What the task requires:
Return a copy of each line that holds the string "this".

(Recorded data)
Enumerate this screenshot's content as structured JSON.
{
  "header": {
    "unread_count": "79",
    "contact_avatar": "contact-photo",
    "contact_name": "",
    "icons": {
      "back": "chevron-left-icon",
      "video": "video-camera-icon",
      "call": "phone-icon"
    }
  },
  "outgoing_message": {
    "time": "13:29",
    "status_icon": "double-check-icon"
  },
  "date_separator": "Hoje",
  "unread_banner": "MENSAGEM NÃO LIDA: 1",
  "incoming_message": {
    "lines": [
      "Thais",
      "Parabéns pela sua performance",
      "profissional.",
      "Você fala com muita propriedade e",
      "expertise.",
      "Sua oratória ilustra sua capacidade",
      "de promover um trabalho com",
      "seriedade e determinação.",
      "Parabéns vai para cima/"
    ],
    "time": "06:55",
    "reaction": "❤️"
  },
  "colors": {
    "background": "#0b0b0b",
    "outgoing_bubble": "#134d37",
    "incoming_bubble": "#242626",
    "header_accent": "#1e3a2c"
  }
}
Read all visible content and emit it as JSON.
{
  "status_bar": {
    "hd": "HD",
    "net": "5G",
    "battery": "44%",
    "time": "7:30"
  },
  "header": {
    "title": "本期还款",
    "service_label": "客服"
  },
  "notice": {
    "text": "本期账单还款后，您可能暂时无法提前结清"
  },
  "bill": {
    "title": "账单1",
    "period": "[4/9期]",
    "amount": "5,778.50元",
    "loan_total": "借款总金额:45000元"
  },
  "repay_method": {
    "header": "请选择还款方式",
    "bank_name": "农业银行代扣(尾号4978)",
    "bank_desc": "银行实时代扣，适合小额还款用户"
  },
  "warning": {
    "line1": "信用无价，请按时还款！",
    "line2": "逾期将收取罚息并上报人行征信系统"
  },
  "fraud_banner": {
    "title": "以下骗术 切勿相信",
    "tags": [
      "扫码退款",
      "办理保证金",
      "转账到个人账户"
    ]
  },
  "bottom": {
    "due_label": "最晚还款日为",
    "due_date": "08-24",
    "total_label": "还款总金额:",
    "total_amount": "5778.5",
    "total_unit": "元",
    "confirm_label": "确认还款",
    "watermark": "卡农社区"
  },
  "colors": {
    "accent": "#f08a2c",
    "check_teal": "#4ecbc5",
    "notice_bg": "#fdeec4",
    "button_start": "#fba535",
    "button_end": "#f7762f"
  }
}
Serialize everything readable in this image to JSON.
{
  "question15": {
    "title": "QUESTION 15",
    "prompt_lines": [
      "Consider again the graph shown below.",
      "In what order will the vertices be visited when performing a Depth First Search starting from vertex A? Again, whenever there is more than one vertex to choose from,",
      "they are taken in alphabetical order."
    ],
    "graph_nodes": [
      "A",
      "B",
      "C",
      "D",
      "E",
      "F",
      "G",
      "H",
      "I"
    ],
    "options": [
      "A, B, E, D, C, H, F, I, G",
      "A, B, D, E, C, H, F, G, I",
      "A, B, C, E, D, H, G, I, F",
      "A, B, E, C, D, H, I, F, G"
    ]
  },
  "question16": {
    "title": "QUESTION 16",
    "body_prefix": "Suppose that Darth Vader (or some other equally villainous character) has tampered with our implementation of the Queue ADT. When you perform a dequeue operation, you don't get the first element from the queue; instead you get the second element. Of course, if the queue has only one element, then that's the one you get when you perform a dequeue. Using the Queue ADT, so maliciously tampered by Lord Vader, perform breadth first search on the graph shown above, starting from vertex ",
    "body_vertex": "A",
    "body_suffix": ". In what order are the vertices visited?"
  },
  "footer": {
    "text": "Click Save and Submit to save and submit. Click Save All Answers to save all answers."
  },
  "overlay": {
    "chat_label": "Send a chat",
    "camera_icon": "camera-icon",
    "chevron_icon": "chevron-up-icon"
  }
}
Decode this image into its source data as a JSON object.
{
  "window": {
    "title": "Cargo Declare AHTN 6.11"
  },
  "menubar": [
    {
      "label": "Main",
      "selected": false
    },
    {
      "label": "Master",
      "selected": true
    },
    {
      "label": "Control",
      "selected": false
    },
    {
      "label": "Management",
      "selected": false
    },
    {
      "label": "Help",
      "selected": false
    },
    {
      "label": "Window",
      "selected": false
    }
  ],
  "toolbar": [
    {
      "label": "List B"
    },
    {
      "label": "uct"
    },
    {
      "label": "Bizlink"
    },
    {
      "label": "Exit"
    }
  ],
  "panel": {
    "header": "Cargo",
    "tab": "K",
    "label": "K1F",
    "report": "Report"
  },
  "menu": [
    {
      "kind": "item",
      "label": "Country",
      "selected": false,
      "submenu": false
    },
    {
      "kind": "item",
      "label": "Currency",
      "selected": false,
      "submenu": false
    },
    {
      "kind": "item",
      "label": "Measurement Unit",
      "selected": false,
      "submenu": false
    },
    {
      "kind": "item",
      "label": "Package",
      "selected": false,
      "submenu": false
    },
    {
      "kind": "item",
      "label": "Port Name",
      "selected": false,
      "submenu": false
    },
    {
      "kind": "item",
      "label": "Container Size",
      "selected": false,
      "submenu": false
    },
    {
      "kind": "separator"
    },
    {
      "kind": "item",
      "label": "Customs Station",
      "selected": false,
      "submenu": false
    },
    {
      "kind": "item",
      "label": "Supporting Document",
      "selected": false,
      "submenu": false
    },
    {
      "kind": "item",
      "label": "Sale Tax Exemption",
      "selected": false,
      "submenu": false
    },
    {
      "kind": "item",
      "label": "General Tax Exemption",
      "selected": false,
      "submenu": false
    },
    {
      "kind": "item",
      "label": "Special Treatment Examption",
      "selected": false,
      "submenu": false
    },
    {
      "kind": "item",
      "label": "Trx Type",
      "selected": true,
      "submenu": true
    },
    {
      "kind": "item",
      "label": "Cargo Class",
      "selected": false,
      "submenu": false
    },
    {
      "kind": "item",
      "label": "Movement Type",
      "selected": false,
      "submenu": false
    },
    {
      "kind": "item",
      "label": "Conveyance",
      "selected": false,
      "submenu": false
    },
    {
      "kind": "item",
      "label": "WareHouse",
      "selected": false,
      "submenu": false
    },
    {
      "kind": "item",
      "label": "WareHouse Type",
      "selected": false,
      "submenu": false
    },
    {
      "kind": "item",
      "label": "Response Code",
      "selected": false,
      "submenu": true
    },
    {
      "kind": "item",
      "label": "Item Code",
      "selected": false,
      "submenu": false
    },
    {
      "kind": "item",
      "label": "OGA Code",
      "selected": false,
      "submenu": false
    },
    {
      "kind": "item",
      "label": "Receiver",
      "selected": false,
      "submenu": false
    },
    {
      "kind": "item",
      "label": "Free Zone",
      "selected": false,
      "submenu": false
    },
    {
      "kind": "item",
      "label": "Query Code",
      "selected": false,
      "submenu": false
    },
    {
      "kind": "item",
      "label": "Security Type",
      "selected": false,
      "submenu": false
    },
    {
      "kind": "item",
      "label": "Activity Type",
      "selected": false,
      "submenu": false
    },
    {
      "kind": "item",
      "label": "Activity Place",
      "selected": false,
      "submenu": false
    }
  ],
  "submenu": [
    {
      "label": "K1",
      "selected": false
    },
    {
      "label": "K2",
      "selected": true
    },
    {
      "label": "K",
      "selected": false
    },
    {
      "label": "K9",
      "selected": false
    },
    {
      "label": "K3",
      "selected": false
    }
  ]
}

Finished exercise:
Enumerate this screenshot's content as structured JSON.
Serialize everything readable in this image to JSON.
Decode this image into its source data as a JSON object.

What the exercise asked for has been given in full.